* **BRANO**
• • • •

È il giorno in cui la ferita si riapre. «Non mi chieda se festeggio il 2 giugno». Emanuele Filiberto è nel Sud della Francia per una manifestazione di beneficenza. «È un evento di cucina, c'è tanta gente e si fanno incontri interessanti, ma questa resta per me una data triste».
Il 2 giugno 1946 ci fu il referendum: le schede contestate, i presunti brogli. Ma ormai sono passati più di settant'anni.
«Certo, non vorrei essere frainteso. Io sono italiano e sono orgoglioso di esserlo. Lasciamo perdere i voti taroccati. La storia è andata come è andata, io mi riconosco nell'Italia attuale. Ma poi c'è quell'immagine di mio nonno».
Umberto?
«Si, lui che sale sull'aereo. È il 13 giugno 1946. Il portellone sta per chiudersi. E lui fa ciao all'Italia e agli italiani».
Un momento doloroso?
«In quell'istante, dopo il risultato del referendum, mio nonno parte per l'esilio che durerà 37 anni: tutta la vita. Non rivedrà più l'Italia. Nemmeno da morto: ancora oggi è sepolto nell'abbazia di Hautecombe, in Francia».
I Savoia pagavano le loro responsabilità.
«Ci sono tante foto, scattate in quei lunghi 37 anni, che documentano la sofferenza di re Umberto. Ma posso aggiungere un dato personale».
Quale?
«Io ero solo un bambino, ma gli ho parlato tante volte. A Londra, a Ginevra, quando veniva a trovarci, e a Cascais, in Portogallo, dove risiedeva».
E che cosa ricorda?
«Più che i discorsi ho in mente lui».
Lui?
«Aveva una grande tristezza negli occhi che si accentuava quando parlava dell'Italia. Affetto. Sofferenza. Nostalgia. Tanta, tanta tristezza. E la voce in quelle occasioni aveva un tremolio. Ecco perché il 2 giugno non posso festeggiare. Rivedo mio nonno e quel tremolio. È un'esperienza che mi ha segnato. Poi, se dalla mia infanzia passo all'attualità, c'è il presente che dà motivi di preoccupazione, di ansia, di inquietudine come quell'incrinatura nella voce».

• • • •

* **ELENCO MATERIALE**

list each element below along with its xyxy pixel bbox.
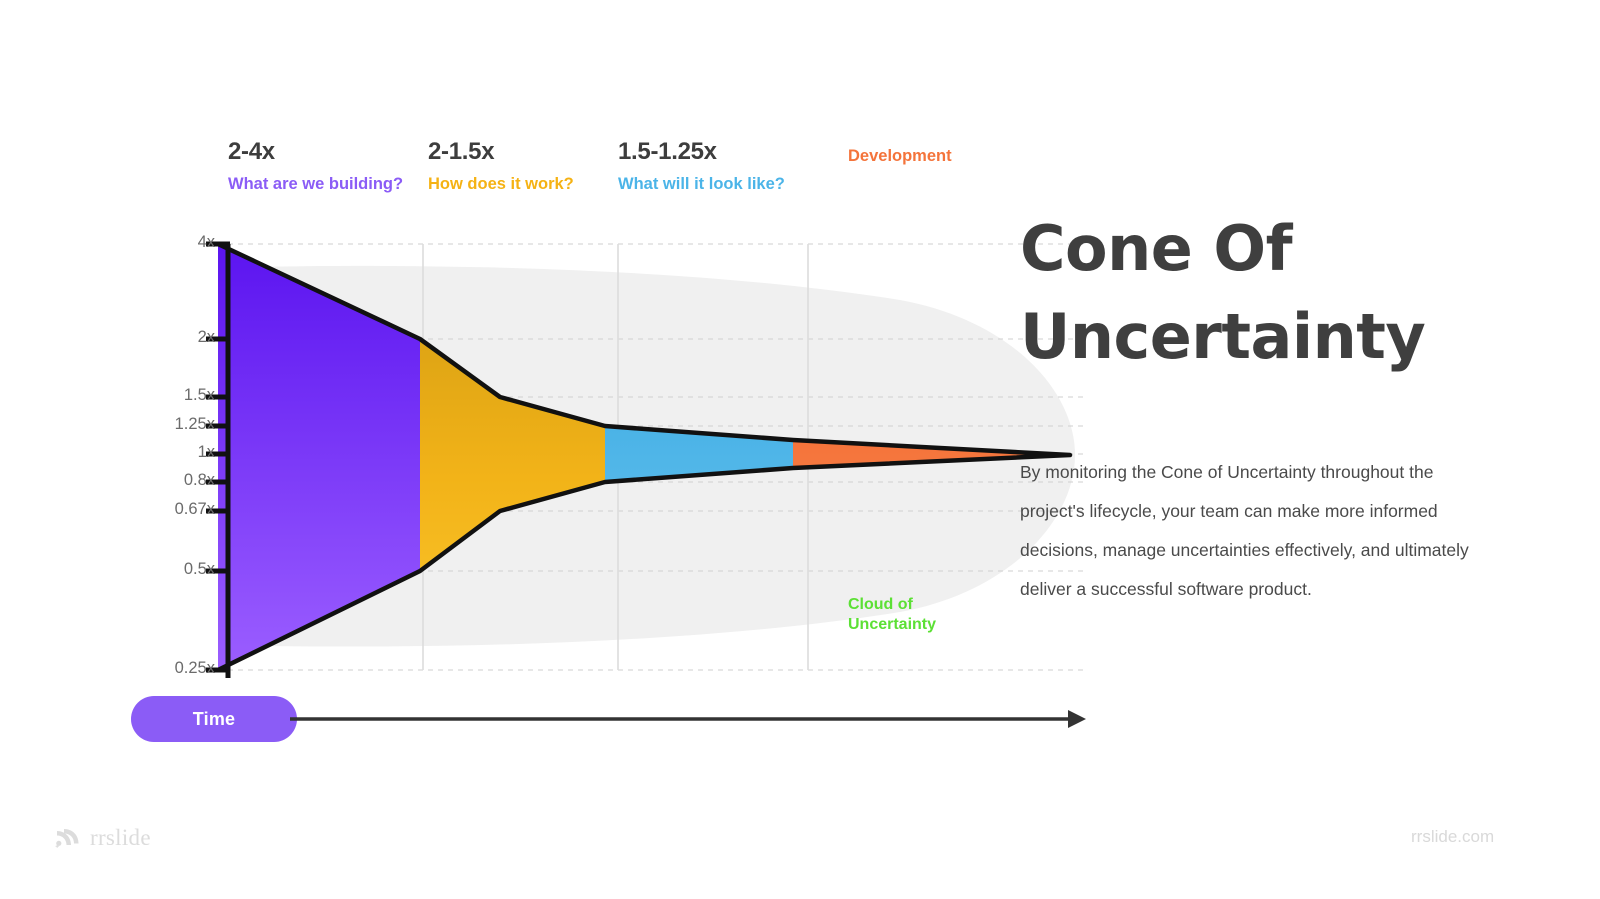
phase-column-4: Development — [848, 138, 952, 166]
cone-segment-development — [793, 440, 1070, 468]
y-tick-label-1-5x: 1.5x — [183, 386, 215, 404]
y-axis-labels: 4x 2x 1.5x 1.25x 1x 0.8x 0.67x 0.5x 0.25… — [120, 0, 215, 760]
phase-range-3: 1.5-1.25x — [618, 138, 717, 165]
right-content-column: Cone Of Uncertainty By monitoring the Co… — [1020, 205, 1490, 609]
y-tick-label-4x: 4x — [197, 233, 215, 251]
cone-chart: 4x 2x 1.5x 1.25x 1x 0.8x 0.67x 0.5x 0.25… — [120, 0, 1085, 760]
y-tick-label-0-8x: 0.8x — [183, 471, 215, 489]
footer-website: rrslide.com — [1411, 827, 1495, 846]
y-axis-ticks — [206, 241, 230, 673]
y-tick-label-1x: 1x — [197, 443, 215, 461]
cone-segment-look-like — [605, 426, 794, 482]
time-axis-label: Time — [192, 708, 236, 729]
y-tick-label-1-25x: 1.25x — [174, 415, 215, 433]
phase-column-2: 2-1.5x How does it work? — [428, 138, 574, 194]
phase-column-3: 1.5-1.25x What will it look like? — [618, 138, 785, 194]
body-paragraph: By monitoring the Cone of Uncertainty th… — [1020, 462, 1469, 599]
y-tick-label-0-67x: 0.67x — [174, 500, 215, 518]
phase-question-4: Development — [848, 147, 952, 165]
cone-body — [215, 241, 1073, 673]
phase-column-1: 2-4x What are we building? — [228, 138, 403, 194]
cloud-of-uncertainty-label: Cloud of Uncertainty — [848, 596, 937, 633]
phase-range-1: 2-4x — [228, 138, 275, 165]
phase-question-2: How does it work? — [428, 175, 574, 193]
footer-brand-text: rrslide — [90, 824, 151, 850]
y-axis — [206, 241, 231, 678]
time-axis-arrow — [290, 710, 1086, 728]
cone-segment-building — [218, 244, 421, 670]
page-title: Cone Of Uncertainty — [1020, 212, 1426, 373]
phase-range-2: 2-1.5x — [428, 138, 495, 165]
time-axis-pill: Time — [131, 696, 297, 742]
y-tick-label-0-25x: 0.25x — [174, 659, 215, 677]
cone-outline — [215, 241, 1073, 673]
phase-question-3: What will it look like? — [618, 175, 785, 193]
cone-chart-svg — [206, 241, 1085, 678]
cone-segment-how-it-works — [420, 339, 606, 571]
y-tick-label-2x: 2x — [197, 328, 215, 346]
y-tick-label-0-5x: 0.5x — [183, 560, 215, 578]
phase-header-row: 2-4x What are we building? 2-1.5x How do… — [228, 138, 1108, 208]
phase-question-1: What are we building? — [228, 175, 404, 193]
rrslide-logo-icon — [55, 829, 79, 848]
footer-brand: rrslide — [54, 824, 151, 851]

• • • •

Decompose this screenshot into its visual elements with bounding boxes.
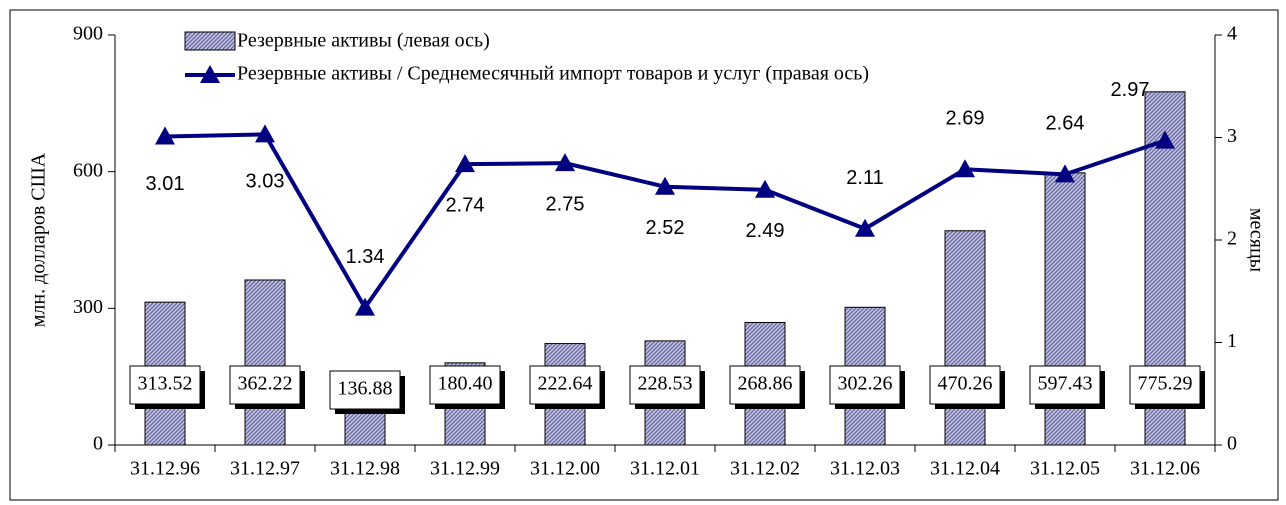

• • • •

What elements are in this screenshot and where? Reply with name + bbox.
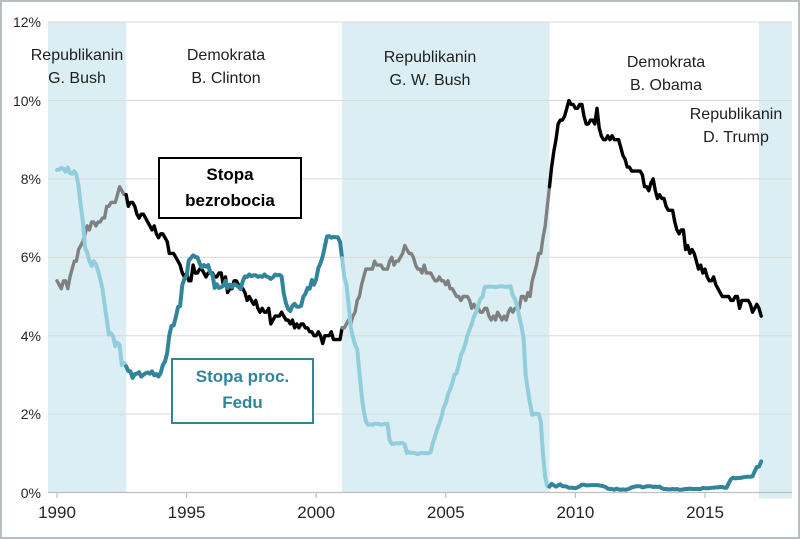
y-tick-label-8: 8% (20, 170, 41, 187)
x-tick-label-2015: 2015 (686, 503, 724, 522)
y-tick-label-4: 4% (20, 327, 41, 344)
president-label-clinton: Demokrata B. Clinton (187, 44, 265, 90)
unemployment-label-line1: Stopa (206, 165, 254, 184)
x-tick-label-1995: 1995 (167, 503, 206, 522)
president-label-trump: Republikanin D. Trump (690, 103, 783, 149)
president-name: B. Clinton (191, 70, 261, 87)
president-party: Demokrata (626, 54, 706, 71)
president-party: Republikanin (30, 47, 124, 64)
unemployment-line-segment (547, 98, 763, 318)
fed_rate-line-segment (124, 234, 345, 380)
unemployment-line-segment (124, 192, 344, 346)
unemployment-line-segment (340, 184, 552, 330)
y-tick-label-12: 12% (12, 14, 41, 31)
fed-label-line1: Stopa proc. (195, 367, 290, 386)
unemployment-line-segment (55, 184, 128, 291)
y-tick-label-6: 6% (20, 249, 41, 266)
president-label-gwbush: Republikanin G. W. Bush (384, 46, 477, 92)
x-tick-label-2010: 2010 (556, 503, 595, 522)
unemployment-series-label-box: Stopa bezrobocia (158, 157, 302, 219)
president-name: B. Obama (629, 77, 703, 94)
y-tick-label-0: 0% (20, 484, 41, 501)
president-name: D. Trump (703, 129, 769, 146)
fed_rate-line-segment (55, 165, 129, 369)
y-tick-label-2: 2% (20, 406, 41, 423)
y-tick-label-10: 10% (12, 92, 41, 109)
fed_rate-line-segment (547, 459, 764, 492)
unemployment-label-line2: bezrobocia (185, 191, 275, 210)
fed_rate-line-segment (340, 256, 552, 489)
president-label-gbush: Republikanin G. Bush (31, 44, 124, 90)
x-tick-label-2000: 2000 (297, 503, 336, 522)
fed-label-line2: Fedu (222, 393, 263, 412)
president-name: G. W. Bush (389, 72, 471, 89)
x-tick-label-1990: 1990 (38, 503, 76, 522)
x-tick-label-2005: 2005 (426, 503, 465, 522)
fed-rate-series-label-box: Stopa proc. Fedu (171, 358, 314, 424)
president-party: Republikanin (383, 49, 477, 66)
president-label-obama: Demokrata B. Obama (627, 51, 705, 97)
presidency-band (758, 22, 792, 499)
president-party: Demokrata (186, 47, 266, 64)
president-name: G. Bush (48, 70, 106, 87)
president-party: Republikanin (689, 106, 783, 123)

• • • •

* **COMPITI DA SVOLGERE**
**A)** Nel brano, quali sono le città in cui Emanuele Filiberto dice di aver parlato con il nonno? Elencale tutte.
**B)** Traduci in inglese la seguente frase tratta dal brano: «Io sono italiano e sono orgoglioso di esserlo.»

* **ELENCO SOLUZIONI**
**A)** Londra, Ginevra, Cascais

**B)** I am Italian, and I am proud to be.